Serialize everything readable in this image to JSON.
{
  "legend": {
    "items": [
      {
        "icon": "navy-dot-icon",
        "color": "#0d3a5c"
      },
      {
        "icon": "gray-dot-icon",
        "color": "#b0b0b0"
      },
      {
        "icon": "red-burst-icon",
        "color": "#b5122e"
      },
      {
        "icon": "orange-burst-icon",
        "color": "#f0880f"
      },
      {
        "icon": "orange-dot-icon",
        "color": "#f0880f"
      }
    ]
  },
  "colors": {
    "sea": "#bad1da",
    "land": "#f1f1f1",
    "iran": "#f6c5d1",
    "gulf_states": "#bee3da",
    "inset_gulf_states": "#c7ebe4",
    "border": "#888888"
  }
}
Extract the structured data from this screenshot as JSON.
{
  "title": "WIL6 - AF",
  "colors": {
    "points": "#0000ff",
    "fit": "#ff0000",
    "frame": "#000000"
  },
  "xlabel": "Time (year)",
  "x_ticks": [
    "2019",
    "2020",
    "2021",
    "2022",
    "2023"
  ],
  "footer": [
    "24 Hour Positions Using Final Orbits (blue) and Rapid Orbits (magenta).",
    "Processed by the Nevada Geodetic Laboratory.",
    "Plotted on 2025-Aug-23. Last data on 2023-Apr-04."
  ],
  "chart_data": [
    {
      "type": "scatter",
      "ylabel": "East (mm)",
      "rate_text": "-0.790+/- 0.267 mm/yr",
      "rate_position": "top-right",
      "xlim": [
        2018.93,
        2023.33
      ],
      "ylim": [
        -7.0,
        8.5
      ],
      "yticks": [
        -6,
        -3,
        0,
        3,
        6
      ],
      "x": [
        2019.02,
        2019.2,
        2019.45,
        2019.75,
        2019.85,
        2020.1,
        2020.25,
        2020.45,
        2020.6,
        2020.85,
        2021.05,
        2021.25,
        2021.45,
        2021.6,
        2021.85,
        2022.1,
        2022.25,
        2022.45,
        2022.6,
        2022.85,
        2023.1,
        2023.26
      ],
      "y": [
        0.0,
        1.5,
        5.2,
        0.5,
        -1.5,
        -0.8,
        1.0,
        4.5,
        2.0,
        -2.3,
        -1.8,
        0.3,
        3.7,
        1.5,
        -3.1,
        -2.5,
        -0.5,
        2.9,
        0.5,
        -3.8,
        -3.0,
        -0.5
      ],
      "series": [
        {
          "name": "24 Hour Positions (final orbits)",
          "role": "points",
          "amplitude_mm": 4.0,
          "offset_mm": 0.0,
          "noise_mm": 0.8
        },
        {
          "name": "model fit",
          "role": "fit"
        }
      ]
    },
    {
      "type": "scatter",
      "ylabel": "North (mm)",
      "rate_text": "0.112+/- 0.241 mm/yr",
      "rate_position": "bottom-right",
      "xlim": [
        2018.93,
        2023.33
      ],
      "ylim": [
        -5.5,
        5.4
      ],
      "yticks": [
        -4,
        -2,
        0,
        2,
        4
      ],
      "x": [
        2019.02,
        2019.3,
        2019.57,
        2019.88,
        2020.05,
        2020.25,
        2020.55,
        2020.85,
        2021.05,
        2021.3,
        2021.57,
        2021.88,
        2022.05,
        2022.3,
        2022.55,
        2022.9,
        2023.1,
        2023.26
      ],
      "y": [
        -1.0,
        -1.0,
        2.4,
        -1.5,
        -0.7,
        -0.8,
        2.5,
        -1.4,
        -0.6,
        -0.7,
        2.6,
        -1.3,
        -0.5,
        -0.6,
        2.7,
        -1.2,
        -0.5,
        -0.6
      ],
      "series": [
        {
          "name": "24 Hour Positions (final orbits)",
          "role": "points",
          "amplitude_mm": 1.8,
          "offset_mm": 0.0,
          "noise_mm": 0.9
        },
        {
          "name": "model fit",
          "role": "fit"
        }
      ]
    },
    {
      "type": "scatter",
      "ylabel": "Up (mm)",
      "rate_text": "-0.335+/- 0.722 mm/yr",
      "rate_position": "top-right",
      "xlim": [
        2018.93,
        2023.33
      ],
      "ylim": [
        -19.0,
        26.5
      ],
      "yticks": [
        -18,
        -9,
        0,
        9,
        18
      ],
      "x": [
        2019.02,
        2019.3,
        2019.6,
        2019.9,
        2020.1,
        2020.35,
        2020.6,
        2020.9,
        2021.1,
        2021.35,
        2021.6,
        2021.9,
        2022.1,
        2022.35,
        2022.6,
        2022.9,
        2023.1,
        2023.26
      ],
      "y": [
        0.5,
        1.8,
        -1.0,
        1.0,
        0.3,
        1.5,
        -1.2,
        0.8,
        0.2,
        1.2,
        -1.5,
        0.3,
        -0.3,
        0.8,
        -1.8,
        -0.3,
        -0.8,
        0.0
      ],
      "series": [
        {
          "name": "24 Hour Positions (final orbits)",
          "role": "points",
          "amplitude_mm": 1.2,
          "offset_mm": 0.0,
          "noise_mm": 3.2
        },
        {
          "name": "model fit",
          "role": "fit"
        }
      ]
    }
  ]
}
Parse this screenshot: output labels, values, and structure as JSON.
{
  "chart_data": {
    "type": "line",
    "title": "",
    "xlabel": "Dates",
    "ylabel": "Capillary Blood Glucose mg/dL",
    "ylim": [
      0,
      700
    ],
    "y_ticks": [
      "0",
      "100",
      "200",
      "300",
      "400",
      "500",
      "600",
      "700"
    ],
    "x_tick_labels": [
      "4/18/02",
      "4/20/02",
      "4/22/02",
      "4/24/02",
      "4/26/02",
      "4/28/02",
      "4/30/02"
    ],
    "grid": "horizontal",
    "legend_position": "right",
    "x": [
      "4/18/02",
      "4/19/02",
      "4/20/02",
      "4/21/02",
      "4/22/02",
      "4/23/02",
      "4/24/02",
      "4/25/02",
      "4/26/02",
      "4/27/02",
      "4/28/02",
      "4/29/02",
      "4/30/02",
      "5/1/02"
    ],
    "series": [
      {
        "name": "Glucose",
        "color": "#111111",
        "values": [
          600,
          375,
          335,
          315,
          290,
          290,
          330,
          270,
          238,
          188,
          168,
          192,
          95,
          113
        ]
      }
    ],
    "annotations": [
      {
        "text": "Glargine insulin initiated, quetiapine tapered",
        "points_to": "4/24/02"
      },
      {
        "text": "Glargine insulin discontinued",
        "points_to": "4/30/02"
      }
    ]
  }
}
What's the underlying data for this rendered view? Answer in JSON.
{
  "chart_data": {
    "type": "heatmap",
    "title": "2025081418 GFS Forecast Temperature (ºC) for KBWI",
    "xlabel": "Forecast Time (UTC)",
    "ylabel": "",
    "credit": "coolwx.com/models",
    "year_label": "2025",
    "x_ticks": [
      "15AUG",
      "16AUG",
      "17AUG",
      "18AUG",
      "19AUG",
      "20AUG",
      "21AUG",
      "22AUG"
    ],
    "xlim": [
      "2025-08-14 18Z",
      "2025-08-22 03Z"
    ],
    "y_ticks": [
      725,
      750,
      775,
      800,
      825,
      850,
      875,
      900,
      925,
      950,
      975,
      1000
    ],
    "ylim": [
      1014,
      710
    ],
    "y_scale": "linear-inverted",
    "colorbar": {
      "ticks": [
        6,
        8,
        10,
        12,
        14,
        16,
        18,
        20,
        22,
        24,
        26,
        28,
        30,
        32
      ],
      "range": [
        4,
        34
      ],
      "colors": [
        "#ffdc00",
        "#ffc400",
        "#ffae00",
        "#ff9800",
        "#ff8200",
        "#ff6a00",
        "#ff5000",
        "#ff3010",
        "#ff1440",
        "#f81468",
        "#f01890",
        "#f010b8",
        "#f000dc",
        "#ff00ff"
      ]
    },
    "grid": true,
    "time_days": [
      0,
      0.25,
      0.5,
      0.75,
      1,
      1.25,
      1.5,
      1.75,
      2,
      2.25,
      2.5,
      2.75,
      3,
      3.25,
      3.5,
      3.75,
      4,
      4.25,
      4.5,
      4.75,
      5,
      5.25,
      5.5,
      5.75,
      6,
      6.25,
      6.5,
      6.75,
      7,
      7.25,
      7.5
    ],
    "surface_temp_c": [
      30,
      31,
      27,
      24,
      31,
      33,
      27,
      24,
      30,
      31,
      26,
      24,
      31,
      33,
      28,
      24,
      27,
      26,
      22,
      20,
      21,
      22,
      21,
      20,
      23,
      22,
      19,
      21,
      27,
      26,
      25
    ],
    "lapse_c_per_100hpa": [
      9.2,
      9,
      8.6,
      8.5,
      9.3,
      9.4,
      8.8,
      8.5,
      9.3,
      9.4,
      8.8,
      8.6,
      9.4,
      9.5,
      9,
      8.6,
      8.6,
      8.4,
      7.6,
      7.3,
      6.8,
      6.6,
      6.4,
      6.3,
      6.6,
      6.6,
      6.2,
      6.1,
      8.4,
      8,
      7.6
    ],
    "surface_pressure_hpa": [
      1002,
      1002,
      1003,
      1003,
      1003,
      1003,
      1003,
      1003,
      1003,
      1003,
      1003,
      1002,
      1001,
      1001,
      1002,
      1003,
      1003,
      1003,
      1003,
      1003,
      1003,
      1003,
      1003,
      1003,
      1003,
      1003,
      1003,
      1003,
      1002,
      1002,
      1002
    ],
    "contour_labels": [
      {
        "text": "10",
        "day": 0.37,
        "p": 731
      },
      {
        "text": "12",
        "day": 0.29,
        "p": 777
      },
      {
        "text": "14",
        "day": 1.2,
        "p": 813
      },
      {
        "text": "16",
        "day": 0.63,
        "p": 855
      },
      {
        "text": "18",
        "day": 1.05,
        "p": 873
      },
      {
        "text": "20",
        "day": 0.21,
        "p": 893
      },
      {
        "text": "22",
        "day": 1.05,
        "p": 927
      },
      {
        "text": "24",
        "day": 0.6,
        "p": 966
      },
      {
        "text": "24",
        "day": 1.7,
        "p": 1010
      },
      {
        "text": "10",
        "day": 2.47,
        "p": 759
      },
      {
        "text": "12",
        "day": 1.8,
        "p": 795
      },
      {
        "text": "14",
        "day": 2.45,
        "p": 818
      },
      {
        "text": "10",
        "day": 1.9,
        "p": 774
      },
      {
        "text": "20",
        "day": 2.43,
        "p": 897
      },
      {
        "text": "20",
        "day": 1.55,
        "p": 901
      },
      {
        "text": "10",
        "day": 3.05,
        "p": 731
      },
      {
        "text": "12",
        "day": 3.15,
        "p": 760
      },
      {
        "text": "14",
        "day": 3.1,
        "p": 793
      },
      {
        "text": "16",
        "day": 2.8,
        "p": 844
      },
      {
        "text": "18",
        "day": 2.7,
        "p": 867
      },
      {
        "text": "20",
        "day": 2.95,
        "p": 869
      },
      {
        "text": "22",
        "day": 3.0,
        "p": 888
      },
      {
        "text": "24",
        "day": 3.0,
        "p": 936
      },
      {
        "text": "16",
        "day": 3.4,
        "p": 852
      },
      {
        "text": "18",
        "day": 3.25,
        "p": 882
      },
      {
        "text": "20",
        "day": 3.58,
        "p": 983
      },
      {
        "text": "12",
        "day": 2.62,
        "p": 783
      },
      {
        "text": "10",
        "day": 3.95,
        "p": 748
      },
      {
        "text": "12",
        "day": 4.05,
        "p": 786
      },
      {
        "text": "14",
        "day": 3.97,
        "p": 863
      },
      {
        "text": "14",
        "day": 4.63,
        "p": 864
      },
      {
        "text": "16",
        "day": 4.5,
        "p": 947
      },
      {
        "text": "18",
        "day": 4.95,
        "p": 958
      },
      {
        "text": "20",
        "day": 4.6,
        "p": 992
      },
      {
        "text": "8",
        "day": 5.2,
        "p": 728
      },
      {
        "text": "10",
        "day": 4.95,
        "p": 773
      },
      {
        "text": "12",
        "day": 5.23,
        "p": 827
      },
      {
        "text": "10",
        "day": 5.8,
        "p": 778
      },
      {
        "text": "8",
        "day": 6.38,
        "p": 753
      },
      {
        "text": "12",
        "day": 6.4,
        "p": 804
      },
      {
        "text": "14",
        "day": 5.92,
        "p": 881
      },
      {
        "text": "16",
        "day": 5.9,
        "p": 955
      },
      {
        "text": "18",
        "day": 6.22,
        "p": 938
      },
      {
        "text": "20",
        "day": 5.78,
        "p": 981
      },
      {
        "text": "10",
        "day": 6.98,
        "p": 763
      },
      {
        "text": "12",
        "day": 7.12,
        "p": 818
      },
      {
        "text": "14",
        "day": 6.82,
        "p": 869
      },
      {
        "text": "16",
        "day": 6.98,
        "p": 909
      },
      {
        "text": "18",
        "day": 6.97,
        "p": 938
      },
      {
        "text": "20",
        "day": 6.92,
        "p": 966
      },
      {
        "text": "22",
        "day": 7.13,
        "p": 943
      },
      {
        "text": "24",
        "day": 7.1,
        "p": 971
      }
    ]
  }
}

● **Brief**: Copy out every line with the word "Forecast".

● **Reply**:
    "title": "2025081418 GFS Forecast Temperature (ºC) for KBWI",
    "xlabel": "Forecast Time (UTC)",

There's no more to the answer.